What you have to do: Repeat the material below exactly, with no pictures.

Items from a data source

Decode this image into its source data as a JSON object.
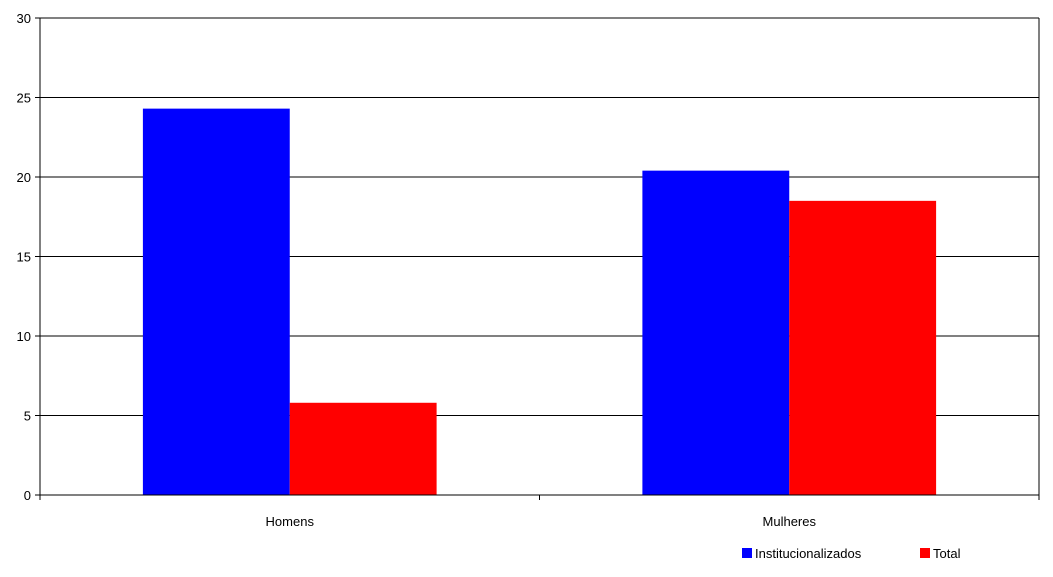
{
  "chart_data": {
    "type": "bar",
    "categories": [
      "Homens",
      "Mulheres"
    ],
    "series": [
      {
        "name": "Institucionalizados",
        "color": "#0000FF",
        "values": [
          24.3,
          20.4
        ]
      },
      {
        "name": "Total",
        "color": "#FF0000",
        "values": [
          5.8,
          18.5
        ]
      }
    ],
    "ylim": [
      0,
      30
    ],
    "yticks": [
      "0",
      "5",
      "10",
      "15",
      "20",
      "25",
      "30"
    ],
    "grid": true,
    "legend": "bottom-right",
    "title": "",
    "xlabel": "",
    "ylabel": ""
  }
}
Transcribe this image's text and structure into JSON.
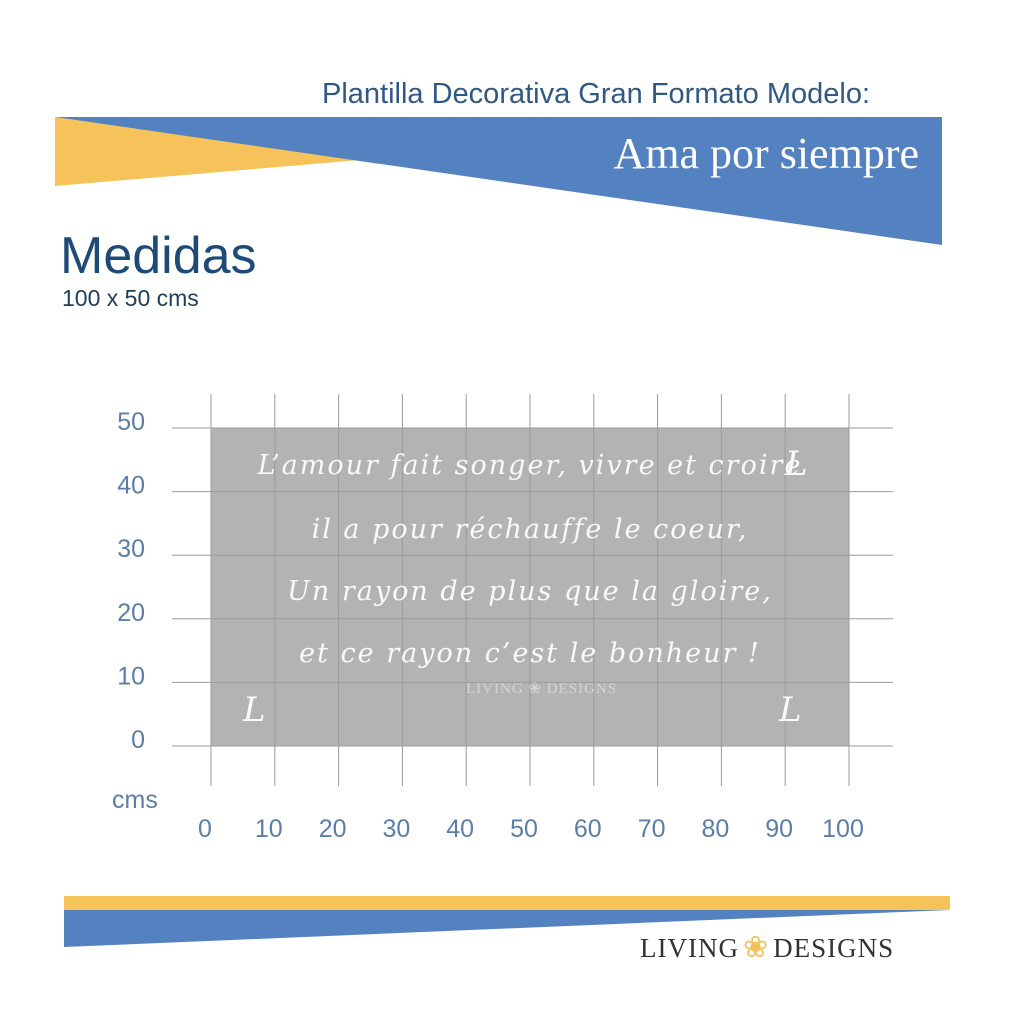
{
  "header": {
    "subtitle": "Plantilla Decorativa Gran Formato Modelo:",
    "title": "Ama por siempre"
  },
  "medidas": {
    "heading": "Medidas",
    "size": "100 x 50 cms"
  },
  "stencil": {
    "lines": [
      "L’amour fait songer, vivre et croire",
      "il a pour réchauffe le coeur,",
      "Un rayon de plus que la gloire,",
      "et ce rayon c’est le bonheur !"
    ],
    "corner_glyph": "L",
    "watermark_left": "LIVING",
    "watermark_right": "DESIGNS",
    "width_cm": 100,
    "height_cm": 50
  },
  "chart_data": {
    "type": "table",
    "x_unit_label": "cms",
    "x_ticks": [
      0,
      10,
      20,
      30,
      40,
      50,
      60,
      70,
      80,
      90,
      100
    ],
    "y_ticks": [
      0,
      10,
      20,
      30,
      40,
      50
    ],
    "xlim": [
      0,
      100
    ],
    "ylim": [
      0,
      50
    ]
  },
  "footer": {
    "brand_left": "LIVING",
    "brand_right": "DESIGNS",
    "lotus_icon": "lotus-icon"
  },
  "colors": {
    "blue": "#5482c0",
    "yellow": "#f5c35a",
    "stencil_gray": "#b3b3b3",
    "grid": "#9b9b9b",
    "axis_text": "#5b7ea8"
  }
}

Written answer:
Decode this image into its source data as a JSON object.
{
  "chart_data": {
    "type": "bar",
    "categories": [
      "Homens",
      "Mulheres"
    ],
    "series": [
      {
        "name": "Institucionalizados",
        "color": "#0000FF",
        "values": [
          24.3,
          20.4
        ]
      },
      {
        "name": "Total",
        "color": "#FF0000",
        "values": [
          5.8,
          18.5
        ]
      }
    ],
    "ylim": [
      0,
      30
    ],
    "yticks": [
      "0",
      "5",
      "10",
      "15",
      "20",
      "25",
      "30"
    ],
    "grid": true,
    "legend": "bottom-right",
    "title": "",
    "xlabel": "",
    "ylabel": ""
  }
}
Transcribe this image's text and structure into JSON.
{
  "header": {
    "subtitle": "Plantilla Decorativa Gran Formato Modelo:",
    "title": "Ama por siempre"
  },
  "medidas": {
    "heading": "Medidas",
    "size": "100 x 50 cms"
  },
  "stencil": {
    "lines": [
      "L’amour fait songer, vivre et croire",
      "il a pour réchauffe le coeur,",
      "Un rayon de plus que la gloire,",
      "et ce rayon c’est le bonheur !"
    ],
    "corner_glyph": "L",
    "watermark_left": "LIVING",
    "watermark_right": "DESIGNS",
    "width_cm": 100,
    "height_cm": 50
  },
  "chart_data": {
    "type": "table",
    "x_unit_label": "cms",
    "x_ticks": [
      0,
      10,
      20,
      30,
      40,
      50,
      60,
      70,
      80,
      90,
      100
    ],
    "y_ticks": [
      0,
      10,
      20,
      30,
      40,
      50
    ],
    "xlim": [
      0,
      100
    ],
    "ylim": [
      0,
      50
    ]
  },
  "footer": {
    "brand_left": "LIVING",
    "brand_right": "DESIGNS",
    "lotus_icon": "lotus-icon"
  },
  "colors": {
    "blue": "#5482c0",
    "yellow": "#f5c35a",
    "stencil_gray": "#b3b3b3",
    "grid": "#9b9b9b",
    "axis_text": "#5b7ea8"
  }
}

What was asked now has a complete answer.